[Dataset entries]
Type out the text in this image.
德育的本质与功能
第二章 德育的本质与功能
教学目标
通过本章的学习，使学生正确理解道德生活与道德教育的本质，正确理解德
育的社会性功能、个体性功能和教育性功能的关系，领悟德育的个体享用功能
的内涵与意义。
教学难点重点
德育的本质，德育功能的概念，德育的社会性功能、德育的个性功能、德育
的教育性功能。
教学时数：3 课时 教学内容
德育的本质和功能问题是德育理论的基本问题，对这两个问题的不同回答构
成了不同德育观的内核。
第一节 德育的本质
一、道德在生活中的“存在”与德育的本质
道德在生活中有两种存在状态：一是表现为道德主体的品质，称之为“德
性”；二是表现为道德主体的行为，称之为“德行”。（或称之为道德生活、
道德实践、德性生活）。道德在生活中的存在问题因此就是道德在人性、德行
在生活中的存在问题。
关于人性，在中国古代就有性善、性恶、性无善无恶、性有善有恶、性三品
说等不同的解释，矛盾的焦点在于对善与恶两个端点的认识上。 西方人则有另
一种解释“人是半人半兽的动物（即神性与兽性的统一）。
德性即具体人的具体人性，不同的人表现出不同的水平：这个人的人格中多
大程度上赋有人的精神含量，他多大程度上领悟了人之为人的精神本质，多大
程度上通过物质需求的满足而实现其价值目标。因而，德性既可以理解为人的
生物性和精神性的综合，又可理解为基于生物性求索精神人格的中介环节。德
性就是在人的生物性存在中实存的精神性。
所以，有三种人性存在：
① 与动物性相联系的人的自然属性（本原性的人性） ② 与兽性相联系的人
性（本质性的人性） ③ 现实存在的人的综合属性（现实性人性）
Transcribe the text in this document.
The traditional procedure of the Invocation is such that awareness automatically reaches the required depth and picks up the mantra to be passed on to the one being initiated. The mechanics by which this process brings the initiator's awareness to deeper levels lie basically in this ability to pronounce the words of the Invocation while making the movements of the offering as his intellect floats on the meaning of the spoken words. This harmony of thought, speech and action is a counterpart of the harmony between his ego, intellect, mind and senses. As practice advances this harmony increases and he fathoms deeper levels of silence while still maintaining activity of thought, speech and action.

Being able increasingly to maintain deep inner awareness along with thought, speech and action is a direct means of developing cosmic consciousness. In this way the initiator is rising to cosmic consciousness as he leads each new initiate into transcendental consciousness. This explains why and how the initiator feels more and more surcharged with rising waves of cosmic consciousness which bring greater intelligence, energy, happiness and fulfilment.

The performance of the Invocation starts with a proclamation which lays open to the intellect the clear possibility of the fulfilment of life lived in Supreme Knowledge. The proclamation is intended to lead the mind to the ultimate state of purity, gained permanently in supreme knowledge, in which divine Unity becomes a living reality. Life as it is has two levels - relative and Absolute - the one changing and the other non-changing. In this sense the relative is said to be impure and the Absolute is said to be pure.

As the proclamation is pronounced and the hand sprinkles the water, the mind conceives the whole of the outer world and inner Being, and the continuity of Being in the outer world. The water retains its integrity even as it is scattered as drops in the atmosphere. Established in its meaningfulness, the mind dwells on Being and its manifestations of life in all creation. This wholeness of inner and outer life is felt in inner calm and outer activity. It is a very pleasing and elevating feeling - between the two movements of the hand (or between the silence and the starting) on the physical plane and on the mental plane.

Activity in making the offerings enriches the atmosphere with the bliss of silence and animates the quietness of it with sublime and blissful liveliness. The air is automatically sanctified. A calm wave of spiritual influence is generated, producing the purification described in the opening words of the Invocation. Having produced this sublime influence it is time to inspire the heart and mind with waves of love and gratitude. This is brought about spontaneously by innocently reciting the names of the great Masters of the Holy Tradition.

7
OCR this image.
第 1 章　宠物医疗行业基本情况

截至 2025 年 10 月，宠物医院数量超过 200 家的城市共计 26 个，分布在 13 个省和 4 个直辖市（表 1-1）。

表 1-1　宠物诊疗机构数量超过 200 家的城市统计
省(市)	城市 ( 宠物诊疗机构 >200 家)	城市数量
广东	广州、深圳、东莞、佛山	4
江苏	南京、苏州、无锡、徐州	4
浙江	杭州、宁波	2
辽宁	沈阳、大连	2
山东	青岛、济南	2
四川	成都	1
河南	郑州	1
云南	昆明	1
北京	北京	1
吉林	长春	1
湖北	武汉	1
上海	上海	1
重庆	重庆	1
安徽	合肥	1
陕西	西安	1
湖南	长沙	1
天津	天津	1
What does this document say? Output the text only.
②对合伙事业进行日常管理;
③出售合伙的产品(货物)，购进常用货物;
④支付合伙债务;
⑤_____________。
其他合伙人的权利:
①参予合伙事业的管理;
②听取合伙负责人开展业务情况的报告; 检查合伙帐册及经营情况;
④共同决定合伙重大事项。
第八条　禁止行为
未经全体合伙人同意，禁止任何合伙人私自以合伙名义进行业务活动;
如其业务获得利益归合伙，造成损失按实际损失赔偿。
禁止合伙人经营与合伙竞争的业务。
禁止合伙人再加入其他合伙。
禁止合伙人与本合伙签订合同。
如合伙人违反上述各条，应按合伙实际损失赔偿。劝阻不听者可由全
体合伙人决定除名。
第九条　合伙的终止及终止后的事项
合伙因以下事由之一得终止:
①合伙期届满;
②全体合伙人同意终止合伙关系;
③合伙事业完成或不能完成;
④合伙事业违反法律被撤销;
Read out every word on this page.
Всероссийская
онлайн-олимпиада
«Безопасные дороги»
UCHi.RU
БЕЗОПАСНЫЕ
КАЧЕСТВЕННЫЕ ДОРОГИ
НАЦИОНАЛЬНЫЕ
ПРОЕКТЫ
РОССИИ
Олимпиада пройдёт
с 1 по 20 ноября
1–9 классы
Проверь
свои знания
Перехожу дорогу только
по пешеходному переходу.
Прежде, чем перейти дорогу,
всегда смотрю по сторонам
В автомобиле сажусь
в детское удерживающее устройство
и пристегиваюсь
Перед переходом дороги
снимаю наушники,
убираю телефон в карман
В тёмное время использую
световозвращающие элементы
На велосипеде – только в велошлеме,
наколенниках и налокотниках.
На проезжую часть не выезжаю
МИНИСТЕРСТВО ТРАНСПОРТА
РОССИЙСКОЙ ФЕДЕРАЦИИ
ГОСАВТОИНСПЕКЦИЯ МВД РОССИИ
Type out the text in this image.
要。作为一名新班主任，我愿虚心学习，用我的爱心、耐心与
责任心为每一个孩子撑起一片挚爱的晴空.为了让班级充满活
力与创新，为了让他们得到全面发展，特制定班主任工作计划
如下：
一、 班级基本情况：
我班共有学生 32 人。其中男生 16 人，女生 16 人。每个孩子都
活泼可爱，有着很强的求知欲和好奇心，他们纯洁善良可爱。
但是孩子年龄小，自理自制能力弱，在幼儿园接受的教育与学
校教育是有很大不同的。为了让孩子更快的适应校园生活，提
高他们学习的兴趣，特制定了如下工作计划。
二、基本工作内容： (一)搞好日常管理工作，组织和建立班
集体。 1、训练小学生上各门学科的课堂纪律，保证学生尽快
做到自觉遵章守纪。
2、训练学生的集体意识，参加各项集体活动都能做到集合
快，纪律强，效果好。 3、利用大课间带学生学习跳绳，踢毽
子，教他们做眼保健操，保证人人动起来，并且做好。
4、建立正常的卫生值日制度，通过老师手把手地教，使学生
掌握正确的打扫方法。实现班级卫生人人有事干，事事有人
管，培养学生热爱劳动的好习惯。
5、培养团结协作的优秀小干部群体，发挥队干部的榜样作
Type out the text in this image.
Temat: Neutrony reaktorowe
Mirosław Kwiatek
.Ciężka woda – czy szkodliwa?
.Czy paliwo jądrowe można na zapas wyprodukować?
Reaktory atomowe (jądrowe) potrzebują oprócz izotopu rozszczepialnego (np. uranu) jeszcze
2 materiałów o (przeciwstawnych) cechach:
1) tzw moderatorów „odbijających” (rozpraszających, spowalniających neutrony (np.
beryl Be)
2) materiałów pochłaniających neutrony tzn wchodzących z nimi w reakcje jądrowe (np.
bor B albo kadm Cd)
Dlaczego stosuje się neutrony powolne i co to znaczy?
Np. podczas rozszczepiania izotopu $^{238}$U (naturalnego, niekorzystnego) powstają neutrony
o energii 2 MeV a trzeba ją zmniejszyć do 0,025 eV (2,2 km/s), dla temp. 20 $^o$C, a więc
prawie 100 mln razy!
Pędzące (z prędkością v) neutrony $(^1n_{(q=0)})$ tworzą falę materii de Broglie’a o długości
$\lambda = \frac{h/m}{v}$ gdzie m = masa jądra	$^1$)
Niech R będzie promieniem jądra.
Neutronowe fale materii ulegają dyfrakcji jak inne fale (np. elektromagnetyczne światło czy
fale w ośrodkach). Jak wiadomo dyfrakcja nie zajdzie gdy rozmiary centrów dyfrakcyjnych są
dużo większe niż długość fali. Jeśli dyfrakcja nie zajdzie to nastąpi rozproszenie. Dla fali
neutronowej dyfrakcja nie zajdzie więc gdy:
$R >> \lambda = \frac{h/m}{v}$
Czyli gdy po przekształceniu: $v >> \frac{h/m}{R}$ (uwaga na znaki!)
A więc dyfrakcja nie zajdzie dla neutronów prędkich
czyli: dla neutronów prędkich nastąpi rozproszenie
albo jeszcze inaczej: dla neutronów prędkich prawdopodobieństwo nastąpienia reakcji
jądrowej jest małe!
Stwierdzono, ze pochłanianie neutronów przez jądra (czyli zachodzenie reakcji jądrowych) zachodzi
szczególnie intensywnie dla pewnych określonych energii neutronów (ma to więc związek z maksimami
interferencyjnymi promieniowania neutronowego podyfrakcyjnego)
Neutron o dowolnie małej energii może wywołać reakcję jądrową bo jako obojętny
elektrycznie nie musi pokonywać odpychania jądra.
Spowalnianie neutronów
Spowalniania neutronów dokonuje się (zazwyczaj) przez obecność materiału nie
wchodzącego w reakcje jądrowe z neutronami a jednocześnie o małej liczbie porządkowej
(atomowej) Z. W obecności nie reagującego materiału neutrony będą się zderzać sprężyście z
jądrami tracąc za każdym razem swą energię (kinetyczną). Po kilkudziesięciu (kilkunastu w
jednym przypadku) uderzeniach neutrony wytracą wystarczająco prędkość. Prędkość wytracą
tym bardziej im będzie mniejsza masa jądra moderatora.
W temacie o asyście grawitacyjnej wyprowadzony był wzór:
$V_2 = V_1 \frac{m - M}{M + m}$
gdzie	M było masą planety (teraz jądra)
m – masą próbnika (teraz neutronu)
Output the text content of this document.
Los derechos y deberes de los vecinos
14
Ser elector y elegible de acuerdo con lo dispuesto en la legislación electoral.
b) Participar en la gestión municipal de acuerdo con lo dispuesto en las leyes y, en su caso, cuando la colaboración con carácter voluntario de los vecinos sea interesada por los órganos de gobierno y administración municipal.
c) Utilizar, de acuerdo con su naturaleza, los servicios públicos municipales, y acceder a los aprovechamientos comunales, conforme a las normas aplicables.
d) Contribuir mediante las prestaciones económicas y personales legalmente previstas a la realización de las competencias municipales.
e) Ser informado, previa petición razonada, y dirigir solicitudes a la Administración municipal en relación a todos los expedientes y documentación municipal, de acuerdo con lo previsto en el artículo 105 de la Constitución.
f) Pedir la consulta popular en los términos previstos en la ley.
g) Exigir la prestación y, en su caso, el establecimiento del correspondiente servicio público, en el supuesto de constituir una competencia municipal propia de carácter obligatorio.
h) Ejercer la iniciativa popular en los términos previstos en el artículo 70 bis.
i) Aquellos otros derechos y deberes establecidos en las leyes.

> [Given request]:
Scan the listing above. Collect all lines with the word "materiałów".

> [Output for this exercise]:
2 materiałów o (przeciwstawnych) cechach:
2) materiałów pochłaniających neutrony tzn wchodzących z nimi w reakcje jądrowe (np.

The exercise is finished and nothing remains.